### What to produce
Copy out lines with the word "tecnologia" from the material that follows.

### Records from a collection
___
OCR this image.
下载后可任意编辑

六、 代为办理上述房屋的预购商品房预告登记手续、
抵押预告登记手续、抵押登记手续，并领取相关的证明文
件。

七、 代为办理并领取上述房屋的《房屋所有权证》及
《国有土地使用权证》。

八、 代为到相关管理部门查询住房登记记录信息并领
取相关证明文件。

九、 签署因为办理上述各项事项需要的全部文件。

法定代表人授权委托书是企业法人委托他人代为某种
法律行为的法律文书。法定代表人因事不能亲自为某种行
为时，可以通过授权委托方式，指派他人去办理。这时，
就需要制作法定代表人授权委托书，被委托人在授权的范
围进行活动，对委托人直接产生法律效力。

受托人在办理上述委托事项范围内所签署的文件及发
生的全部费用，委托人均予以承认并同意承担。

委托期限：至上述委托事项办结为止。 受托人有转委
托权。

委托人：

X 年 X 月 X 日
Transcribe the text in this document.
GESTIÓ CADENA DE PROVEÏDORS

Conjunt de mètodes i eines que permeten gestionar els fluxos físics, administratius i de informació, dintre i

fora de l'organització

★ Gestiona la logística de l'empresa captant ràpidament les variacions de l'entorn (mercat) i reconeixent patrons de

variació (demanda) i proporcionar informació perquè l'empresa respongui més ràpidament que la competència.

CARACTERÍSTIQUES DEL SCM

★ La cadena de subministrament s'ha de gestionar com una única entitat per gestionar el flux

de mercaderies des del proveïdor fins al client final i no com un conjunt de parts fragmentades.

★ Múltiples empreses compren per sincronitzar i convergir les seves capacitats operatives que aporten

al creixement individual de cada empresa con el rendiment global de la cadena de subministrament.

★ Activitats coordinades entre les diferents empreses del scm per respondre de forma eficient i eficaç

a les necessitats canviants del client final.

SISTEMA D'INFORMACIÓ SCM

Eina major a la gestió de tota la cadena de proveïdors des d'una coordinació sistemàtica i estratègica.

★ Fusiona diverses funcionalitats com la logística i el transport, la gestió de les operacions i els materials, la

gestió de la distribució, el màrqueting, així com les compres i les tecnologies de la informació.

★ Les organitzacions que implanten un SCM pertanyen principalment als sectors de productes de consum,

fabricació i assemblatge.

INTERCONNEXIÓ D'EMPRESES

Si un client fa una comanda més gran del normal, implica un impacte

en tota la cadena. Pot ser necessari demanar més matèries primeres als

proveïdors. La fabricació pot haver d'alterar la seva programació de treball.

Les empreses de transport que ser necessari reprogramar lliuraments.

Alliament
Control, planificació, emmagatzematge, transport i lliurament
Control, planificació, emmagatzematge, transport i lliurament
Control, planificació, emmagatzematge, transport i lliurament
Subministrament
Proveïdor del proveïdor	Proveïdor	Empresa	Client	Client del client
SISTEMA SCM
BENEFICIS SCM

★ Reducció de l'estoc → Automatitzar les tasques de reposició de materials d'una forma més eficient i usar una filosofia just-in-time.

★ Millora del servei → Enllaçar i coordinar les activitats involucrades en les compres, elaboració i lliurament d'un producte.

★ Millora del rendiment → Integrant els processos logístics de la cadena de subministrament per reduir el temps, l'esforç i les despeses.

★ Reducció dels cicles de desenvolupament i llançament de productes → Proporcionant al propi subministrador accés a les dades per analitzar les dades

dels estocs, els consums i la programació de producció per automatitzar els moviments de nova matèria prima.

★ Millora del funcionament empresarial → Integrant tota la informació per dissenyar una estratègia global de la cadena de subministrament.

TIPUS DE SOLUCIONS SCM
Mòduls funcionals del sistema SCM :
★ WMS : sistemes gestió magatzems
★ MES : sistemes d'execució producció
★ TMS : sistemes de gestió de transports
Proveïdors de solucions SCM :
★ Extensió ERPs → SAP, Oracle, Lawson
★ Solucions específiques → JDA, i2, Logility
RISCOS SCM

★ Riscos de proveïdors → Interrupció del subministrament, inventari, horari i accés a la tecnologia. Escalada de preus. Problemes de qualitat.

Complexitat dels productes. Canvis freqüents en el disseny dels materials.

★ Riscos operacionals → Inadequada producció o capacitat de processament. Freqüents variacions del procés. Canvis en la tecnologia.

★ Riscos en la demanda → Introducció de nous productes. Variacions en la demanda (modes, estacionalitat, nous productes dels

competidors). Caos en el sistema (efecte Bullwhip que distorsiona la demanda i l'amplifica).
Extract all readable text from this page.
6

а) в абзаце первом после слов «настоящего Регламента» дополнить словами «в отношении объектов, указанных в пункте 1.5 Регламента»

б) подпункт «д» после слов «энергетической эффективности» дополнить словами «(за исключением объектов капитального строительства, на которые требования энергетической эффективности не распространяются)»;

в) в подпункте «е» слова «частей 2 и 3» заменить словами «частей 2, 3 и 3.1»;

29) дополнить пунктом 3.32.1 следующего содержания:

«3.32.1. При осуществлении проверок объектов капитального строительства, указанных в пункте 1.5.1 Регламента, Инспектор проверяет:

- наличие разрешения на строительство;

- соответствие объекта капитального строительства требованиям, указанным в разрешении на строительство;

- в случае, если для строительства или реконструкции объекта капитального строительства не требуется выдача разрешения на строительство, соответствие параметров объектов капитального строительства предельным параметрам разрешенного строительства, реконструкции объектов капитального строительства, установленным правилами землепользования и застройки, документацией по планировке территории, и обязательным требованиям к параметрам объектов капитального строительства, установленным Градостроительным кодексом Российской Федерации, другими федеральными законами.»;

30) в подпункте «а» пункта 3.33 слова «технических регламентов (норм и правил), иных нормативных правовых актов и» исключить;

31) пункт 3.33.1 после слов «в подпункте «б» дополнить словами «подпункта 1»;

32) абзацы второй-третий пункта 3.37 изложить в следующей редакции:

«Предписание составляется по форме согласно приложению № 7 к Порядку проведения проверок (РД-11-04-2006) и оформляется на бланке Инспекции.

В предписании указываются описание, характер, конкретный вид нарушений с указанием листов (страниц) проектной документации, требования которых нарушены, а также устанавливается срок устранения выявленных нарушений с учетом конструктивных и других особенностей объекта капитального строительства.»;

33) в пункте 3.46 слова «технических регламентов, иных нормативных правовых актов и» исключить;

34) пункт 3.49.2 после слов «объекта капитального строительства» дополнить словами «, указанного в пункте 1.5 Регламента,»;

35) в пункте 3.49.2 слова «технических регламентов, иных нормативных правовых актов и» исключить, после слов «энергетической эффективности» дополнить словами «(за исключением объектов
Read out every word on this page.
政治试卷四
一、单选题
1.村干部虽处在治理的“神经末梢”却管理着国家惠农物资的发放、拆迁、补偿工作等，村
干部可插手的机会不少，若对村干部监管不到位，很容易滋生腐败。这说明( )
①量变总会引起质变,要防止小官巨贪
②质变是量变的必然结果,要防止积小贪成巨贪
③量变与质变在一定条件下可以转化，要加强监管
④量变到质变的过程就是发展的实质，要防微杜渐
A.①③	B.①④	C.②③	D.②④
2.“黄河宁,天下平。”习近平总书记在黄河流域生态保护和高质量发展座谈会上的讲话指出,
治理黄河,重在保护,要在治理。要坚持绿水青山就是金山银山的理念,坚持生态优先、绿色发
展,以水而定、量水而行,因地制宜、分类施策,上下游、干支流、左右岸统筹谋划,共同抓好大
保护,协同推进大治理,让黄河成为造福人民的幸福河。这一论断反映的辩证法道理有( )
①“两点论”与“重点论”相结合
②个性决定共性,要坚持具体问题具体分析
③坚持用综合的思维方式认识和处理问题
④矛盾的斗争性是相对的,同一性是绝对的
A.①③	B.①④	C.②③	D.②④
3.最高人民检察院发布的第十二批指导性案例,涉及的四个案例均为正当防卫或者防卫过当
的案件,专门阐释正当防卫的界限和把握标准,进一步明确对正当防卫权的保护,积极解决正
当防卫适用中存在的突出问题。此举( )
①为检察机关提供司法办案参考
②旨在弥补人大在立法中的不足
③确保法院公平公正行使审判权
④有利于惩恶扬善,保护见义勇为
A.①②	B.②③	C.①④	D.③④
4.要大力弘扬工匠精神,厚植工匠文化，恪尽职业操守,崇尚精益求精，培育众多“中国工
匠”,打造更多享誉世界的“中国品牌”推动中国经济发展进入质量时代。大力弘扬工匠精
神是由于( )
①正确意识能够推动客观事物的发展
___
### Response below
★ Riscos de proveïdors → Interrupció del subministrament, inventari, horari i accés a la tecnologia. Escalada de preus. Problemes de qualitat.
★ Riscos operacionals → Inadequada producció o capacitat de processament. Freqüents variacions del procés. Canvis en la tecnologia.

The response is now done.